--- Start of PAGE EXTRACT ---

Quilter: Songs

A sense of transience and of sepia-tinted intimations of mortality hang over this, the fifth volume of Naxos’s delectable fostering of the Collins English Song Series. Roger Quilter, with his fin de siècle languor, is indulged and reinvigorated in equal measure by these seductive performances by two generations of singers: the young Lisa Milne, and the older, ever wiser Anthony Rolfe Johnson.

Our rating

4

Published: January 20, 2012 at 3:45 pm

COMPOSERS: Quilter
LABELS: Naxos
WORKS: Songs
PERFORMER: Lisa Milne (soprano), Anthony Rolfe Johnson (tenor), Graham Johnson (piano); Duke Quartet
CATALOGUE NO: 8.557116 Reissue (1997)

A sense of transience and of sepia-tinted intimations of mortality hang over this, the fifth volume of Naxos’s delectable fostering of the Collins English Song Series. Roger Quilter, with his fin de siècle languor, is indulged and reinvigorated in equal measure by these seductive performances by two generations of singers: the young Lisa Milne, and the older, ever wiser Anthony Rolfe Johnson.

--- End of PAGE EXTRACT ---
--- Start of RAW RECORDS ---

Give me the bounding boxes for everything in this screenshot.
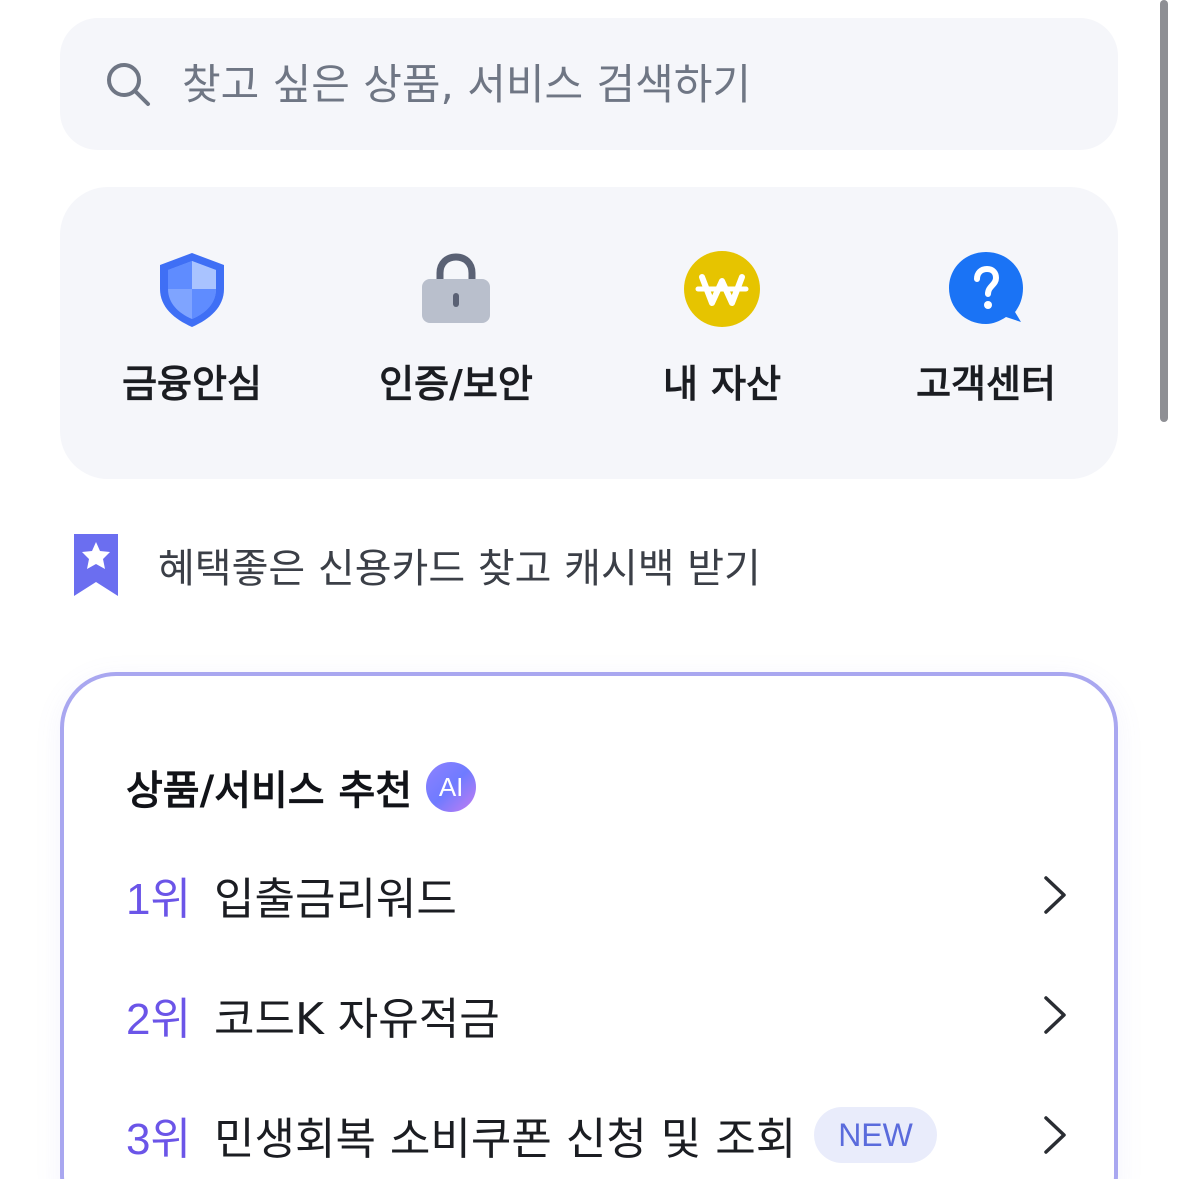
quick-menu-auth-security[interactable]: 인증/보안 [324, 187, 588, 479]
quick-menu-customer-center[interactable]: 고객센터 [854, 187, 1118, 479]
search-input[interactable] [182, 59, 1062, 109]
lock-icon [422, 253, 490, 323]
recommendation-title: 상품/서비스 추천 [126, 768, 413, 814]
rank-label: 3위 [126, 1115, 191, 1164]
recommendation-card: 상품/서비스 추천 AI 1위 입출금리워드 2위 코드K 자유적금 3위 민생… [60, 672, 1118, 1179]
recommendation-header: 상품/서비스 추천 AI [126, 758, 477, 816]
bookmark-star-icon [74, 534, 118, 596]
chevron-right-icon [1044, 876, 1066, 914]
help-bubble-icon [949, 252, 1023, 324]
promo-text: 혜택좋은 신용카드 찾고 캐시백 받기 [158, 546, 761, 592]
search-bar[interactable] [60, 18, 1118, 150]
rank-label: 2위 [126, 995, 191, 1044]
quick-menu-label: 내 자산 [662, 362, 782, 406]
chevron-right-icon [1044, 996, 1066, 1034]
item-name: 입출금리워드 [214, 874, 457, 925]
recommendation-item[interactable]: 1위 입출금리워드 [126, 860, 1066, 930]
item-name: 코드K 자유적금 [214, 994, 500, 1045]
quick-menu-financial-safety[interactable]: 금융안심 [60, 187, 324, 479]
new-badge: NEW [814, 1107, 937, 1163]
quick-menu-my-assets[interactable]: 내 자산 [590, 187, 854, 479]
quick-menu-label: 고객센터 [916, 362, 1056, 406]
promo-banner[interactable]: 혜택좋은 신용카드 찾고 캐시백 받기 [72, 532, 761, 598]
rank-label: 1위 [126, 875, 191, 924]
scrollbar[interactable] [1160, 0, 1168, 422]
item-name: 민생회복 소비쿠폰 신청 및 조회 [214, 1114, 797, 1165]
won-coin-icon [684, 251, 760, 327]
ai-badge: AI [426, 762, 477, 812]
quick-menu: 금융안심 인증/보안 내 자산 고객센터 [60, 187, 1118, 479]
shield-icon [160, 253, 224, 327]
quick-menu-label: 인증/보안 [379, 362, 533, 406]
recommendation-item[interactable]: 2위 코드K 자유적금 [126, 980, 1066, 1050]
quick-menu-label: 금융안심 [122, 362, 262, 406]
recommendation-item[interactable]: 3위 민생회복 소비쿠폰 신청 및 조회 NEW [126, 1100, 1066, 1170]
search-icon [107, 63, 150, 106]
chevron-right-icon [1044, 1116, 1066, 1154]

--- End of RAW RECORDS ---

* WORK INSTRUCTIONS:
1. From the Quilter songs review, list every performer named on the PERFORMER line, with the role given in parentheses where there is one.
2. Carry the Quilter songs review forward with a further paragraph that follows on from its final sentence.

* RESULTS OF THE TASKS:
1.
Lisa Milne (soprano)
Anthony Rolfe Johnson (tenor)
Graham Johnson (piano)
Duke Quartet

2.
They meet in Quilter’s original duet version of ‘It was a lover and his lass’, with Rolfe Johnson providing fertile ground for Milne’s garlands of melody, and with Graham Johnson unifying the two. As the piano in Quilter often goes to the very heart of the matter, it is Johnson rather than Rolfe Johnson who is the true avian spirit of ‘Hark! Hark! the lark’, and he’s also the prime mover in Quilter’s three Shelley settings.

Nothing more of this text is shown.